-- Begin Exercise inputs --

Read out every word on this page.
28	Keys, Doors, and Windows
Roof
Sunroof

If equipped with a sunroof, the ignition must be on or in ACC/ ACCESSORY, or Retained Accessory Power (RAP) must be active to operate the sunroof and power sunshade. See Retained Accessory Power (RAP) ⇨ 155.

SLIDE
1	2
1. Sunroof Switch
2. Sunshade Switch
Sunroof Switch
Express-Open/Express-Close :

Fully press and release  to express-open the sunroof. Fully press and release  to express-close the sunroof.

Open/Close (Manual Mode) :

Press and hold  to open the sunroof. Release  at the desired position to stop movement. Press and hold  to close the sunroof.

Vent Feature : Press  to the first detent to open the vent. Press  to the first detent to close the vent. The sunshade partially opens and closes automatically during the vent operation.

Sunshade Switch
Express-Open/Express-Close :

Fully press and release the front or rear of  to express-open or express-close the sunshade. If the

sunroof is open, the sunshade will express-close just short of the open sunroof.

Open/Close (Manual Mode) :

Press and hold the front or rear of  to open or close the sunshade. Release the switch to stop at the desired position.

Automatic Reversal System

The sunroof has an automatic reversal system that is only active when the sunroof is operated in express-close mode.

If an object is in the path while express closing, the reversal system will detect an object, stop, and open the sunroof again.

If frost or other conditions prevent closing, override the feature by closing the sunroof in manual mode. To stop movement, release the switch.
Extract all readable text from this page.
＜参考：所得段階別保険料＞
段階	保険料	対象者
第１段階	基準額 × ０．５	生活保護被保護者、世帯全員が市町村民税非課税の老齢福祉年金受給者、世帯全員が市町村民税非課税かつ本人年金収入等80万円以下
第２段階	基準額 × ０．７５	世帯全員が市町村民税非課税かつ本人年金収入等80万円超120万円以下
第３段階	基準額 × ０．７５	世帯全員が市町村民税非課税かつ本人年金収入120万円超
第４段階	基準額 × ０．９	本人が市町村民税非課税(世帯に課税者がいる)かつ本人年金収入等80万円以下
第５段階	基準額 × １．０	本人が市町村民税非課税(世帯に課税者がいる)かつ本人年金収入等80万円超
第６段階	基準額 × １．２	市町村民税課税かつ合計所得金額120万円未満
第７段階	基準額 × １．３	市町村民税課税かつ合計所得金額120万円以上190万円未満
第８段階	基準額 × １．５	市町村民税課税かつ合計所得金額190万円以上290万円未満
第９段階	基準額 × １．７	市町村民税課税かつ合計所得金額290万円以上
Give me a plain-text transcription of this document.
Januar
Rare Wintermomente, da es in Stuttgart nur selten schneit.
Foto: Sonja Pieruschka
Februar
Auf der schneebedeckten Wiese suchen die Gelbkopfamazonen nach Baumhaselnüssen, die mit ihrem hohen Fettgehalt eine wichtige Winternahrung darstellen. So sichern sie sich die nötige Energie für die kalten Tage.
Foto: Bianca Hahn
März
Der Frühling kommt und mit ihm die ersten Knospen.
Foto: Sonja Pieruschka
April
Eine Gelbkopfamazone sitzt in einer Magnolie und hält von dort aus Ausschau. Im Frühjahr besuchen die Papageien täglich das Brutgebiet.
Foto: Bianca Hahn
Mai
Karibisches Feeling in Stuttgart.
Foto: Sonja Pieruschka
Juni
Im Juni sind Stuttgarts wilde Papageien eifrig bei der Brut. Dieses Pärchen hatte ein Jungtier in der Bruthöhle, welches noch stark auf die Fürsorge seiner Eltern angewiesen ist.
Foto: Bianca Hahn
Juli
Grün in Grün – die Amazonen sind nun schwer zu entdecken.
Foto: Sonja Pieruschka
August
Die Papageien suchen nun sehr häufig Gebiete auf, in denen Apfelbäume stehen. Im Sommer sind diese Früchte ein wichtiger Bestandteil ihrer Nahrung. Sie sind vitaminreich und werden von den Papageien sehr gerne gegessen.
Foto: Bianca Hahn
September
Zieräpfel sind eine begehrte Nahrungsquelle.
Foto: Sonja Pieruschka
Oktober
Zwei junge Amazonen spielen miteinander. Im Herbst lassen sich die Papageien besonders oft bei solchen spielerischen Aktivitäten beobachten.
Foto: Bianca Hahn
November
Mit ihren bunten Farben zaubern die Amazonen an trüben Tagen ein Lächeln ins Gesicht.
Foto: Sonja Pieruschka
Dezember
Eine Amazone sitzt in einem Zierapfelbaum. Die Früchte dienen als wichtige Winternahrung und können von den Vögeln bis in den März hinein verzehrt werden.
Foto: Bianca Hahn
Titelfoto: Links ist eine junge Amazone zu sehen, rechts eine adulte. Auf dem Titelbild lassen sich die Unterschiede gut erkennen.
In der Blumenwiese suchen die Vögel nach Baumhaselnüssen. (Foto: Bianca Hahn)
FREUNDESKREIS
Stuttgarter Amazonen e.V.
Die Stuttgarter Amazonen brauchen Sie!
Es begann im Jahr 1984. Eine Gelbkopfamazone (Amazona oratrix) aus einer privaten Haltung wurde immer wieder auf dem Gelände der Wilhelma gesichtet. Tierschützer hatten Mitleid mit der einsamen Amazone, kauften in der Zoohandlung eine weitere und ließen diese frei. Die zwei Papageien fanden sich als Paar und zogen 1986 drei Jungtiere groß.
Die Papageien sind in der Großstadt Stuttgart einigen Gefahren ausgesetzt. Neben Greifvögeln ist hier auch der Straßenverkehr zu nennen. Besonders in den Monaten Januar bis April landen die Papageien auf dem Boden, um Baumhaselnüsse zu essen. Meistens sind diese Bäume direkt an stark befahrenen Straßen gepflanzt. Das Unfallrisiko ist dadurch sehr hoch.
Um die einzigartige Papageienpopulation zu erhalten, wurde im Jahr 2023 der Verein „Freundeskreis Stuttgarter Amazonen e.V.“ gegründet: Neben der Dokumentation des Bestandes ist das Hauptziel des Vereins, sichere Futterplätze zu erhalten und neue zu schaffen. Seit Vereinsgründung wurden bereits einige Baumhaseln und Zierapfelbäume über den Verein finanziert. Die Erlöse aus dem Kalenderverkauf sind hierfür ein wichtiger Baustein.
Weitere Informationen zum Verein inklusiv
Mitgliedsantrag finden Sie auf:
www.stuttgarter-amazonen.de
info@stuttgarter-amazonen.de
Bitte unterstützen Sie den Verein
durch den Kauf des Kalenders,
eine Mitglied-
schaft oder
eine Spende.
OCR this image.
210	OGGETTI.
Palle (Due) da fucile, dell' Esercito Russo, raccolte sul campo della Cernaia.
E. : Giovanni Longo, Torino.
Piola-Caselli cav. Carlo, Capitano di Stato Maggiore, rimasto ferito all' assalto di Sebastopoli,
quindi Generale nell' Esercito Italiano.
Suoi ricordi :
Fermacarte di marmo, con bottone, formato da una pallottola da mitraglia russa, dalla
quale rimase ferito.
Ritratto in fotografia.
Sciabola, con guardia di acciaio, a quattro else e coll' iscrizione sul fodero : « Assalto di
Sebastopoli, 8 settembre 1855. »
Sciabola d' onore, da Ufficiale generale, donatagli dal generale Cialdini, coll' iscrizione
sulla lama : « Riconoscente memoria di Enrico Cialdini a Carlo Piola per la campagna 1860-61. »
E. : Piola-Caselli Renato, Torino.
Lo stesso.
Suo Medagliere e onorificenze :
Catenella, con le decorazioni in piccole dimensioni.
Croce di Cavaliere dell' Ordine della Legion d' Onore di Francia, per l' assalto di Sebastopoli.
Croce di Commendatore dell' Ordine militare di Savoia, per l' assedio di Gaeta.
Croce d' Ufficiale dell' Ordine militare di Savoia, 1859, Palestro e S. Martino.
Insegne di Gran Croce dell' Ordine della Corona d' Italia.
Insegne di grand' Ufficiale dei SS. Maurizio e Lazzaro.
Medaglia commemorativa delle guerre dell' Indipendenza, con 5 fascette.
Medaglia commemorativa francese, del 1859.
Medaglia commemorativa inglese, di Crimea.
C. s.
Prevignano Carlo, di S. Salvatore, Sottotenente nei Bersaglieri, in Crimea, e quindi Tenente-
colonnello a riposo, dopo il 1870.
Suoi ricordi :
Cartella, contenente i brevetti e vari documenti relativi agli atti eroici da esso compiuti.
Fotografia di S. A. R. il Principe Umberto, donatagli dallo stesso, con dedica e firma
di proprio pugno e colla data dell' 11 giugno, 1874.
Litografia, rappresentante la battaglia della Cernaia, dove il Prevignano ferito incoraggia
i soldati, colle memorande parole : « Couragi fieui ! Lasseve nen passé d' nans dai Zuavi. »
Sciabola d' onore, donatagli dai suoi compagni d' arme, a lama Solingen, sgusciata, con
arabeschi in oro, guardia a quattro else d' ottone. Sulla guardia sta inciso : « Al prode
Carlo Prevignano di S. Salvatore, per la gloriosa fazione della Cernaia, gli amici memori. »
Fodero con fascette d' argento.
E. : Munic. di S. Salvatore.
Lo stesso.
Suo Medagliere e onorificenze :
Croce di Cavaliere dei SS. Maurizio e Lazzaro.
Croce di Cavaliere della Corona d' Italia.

-- End Exercise inputs --

**Exercise aim:** The answer must consist solely of the number of lines in the entries that contain the word "Verein".

**Written answer:** 3